- [WHAT THE TASK ASKS] Which lines of the records contain "Shoulder"? Collect every one of them.

- [DATASET]
________________
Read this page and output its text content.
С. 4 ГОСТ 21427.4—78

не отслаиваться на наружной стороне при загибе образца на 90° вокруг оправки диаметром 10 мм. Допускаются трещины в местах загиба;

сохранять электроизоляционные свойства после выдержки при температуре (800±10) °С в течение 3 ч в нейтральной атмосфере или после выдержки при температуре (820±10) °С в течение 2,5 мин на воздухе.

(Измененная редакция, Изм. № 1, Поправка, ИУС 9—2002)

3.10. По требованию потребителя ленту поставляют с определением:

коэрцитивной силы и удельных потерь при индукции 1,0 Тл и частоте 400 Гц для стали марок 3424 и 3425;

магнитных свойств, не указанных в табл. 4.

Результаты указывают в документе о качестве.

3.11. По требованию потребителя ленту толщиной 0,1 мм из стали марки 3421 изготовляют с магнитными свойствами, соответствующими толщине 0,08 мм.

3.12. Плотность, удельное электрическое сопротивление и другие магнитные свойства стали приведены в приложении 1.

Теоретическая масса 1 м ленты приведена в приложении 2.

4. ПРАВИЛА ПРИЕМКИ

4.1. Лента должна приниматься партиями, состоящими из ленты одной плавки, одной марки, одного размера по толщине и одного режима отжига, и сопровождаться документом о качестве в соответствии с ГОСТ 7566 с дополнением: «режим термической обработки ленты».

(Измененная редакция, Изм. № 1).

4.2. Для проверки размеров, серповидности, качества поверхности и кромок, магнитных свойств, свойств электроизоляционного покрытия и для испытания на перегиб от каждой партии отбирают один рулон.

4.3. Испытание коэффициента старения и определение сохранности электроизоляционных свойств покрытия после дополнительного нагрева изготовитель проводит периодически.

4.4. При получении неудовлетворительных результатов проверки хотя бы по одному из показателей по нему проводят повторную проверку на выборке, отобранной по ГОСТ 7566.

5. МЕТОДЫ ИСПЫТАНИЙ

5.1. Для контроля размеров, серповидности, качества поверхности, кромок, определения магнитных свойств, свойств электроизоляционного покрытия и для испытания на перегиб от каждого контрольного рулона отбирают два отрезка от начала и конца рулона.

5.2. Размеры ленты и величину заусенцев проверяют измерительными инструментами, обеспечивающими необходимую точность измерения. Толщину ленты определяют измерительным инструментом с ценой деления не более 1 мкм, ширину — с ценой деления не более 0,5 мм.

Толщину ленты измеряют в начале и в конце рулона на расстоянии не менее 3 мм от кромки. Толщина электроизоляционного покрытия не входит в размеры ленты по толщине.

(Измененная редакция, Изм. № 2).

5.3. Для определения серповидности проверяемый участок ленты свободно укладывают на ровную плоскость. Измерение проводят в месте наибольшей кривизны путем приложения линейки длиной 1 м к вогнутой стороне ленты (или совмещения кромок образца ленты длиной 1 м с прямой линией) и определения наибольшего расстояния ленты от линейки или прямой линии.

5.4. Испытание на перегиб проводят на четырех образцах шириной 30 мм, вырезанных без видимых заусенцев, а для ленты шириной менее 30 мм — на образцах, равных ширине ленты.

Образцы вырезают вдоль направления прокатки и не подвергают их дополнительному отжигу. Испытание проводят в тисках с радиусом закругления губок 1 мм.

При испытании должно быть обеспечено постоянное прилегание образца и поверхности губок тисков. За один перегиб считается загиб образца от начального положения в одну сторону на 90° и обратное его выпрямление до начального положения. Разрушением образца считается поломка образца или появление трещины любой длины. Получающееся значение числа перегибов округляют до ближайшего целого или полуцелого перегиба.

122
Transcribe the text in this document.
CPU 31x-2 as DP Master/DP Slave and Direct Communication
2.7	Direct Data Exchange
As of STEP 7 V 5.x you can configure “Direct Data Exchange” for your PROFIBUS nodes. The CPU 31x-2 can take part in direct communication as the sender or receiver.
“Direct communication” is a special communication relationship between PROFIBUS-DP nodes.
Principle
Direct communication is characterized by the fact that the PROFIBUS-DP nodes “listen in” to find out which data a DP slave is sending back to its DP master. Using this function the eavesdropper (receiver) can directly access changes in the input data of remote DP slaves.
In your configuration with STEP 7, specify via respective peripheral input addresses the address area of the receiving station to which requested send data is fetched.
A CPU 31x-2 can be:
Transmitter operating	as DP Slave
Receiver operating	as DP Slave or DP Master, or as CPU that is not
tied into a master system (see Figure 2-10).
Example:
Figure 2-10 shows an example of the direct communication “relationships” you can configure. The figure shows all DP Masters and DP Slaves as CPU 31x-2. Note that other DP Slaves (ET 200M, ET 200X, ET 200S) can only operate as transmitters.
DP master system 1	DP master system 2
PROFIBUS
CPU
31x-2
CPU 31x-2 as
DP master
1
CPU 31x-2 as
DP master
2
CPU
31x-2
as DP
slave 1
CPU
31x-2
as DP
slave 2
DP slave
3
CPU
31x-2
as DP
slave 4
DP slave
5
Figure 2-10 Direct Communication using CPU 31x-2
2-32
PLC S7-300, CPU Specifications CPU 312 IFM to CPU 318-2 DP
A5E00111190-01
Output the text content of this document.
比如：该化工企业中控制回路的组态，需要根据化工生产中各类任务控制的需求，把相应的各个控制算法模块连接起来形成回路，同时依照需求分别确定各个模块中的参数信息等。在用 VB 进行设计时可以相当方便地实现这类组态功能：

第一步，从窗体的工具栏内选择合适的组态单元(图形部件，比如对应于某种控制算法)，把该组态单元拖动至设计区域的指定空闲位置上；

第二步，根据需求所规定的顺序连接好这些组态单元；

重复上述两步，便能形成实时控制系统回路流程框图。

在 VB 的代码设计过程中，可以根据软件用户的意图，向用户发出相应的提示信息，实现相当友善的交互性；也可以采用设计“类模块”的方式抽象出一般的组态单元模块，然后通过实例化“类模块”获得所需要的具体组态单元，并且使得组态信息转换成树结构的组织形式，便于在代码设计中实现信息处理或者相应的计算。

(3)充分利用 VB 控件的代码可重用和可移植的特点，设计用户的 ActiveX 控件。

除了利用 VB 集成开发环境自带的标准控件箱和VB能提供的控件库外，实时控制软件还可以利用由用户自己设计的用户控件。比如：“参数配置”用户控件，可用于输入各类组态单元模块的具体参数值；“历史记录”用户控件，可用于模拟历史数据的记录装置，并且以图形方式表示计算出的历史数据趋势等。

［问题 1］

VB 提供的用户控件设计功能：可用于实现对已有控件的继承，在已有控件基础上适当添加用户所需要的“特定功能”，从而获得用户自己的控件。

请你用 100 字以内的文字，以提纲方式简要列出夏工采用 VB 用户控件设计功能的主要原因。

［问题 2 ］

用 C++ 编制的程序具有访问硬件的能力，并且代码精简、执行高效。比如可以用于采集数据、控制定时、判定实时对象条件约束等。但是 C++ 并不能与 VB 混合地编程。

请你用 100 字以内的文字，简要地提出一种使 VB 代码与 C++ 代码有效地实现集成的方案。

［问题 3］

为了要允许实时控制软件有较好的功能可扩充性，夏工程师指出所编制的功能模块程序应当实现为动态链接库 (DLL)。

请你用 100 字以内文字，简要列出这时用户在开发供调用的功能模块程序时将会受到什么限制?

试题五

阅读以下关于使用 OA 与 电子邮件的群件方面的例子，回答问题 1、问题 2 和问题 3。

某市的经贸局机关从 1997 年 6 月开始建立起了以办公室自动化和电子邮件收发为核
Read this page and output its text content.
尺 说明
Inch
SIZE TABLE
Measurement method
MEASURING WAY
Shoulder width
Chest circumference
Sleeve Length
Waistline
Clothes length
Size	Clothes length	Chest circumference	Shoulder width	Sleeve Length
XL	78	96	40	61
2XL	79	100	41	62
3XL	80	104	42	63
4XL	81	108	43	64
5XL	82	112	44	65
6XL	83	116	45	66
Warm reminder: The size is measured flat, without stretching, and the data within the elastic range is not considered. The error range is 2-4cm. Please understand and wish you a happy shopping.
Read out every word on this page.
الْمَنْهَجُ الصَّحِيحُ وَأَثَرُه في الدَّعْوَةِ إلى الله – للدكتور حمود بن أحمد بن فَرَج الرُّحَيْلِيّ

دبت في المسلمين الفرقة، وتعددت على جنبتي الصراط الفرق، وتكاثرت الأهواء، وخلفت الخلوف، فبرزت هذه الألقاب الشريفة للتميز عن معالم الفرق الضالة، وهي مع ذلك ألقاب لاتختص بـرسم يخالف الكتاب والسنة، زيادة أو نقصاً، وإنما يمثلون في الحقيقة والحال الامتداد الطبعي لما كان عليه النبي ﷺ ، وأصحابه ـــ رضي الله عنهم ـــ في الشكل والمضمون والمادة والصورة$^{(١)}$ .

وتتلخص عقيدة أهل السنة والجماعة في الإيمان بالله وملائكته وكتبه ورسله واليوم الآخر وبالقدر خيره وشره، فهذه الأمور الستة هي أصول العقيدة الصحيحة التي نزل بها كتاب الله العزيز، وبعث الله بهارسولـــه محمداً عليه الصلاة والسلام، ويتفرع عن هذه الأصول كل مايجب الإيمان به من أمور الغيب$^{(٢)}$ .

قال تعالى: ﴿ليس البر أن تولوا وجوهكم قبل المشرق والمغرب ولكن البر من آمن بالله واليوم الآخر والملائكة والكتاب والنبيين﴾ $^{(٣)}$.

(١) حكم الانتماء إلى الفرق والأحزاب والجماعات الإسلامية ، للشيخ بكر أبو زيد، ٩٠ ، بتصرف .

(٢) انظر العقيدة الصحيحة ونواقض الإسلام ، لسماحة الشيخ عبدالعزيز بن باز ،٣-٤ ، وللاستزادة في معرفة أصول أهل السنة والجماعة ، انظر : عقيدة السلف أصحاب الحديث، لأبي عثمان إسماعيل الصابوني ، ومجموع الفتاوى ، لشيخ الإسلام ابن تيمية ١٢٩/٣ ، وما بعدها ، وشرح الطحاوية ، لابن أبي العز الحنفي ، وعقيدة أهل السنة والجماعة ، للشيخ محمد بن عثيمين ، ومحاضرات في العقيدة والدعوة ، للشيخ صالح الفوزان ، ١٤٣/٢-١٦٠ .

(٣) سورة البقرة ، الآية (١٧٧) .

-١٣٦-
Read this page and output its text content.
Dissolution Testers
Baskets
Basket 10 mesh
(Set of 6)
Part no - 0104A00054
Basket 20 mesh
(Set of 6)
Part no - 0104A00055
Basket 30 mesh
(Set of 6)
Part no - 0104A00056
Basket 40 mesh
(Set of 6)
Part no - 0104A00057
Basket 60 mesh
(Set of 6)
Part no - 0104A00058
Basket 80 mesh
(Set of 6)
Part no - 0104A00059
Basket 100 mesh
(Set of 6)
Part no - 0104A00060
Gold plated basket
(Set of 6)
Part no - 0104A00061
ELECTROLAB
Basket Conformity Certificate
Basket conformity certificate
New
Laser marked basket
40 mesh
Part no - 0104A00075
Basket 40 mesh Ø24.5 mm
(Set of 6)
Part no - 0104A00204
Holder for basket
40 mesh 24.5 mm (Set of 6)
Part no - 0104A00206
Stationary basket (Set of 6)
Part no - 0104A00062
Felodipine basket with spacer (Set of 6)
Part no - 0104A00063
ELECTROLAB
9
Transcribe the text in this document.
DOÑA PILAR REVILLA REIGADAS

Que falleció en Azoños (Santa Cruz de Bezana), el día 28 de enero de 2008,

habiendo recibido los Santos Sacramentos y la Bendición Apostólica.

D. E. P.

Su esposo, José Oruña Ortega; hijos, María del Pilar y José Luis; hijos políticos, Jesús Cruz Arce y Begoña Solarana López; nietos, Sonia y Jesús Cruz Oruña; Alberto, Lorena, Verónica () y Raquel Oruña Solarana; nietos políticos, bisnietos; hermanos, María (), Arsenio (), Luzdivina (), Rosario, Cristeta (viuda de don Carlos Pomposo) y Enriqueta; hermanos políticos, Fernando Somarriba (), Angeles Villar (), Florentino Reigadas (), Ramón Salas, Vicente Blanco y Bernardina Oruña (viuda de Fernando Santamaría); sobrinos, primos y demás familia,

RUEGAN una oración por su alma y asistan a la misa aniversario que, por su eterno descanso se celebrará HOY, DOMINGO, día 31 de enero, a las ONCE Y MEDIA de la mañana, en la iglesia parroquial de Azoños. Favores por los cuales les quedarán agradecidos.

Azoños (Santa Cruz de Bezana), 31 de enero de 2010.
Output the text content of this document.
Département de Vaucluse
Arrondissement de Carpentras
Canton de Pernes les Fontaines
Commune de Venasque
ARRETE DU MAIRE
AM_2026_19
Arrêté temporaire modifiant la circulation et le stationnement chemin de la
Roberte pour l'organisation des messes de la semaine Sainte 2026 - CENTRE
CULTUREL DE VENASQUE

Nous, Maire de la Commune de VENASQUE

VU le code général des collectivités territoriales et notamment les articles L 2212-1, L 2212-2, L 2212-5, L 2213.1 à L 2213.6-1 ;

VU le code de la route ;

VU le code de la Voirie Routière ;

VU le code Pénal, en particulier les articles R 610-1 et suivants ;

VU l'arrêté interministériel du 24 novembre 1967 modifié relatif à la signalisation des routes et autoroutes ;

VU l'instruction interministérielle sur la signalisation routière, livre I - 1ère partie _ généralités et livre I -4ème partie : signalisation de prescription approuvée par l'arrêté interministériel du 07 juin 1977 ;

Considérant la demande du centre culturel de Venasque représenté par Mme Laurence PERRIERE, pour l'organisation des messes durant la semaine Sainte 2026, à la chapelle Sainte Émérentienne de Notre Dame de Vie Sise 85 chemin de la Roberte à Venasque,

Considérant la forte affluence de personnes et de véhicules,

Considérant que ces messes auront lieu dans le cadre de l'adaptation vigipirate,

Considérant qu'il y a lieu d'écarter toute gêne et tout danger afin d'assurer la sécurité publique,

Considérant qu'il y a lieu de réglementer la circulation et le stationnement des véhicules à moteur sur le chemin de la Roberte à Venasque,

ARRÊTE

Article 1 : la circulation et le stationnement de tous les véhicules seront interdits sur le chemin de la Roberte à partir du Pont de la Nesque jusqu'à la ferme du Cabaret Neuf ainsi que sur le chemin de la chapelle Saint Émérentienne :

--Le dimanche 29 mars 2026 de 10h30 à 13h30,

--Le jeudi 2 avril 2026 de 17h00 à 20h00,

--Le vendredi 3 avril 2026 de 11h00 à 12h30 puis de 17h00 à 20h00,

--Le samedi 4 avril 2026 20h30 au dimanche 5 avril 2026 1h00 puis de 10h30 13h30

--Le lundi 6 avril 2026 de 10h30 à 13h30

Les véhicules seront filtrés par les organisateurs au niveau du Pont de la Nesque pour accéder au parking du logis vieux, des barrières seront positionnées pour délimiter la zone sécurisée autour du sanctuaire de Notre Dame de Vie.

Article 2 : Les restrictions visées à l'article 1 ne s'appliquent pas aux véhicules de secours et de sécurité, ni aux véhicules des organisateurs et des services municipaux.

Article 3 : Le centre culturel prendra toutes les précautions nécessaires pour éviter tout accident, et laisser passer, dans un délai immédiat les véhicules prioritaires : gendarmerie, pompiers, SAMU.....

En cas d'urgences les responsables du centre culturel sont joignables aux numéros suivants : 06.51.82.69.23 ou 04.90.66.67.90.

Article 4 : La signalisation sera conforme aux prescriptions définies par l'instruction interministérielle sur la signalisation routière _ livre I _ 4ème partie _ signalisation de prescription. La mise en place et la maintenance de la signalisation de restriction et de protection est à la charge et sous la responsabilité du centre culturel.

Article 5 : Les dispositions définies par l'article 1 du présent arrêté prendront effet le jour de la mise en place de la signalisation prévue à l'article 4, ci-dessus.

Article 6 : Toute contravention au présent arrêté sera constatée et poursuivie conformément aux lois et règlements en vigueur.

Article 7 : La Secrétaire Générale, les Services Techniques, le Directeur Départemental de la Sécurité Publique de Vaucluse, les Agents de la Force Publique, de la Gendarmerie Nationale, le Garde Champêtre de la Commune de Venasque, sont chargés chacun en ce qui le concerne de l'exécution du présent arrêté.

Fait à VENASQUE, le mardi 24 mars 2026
________________
- [SOLUTION TO THIS PROBLEM]
Shoulder width
Size	Clothes length	Chest circumference	Shoulder width	Sleeve Length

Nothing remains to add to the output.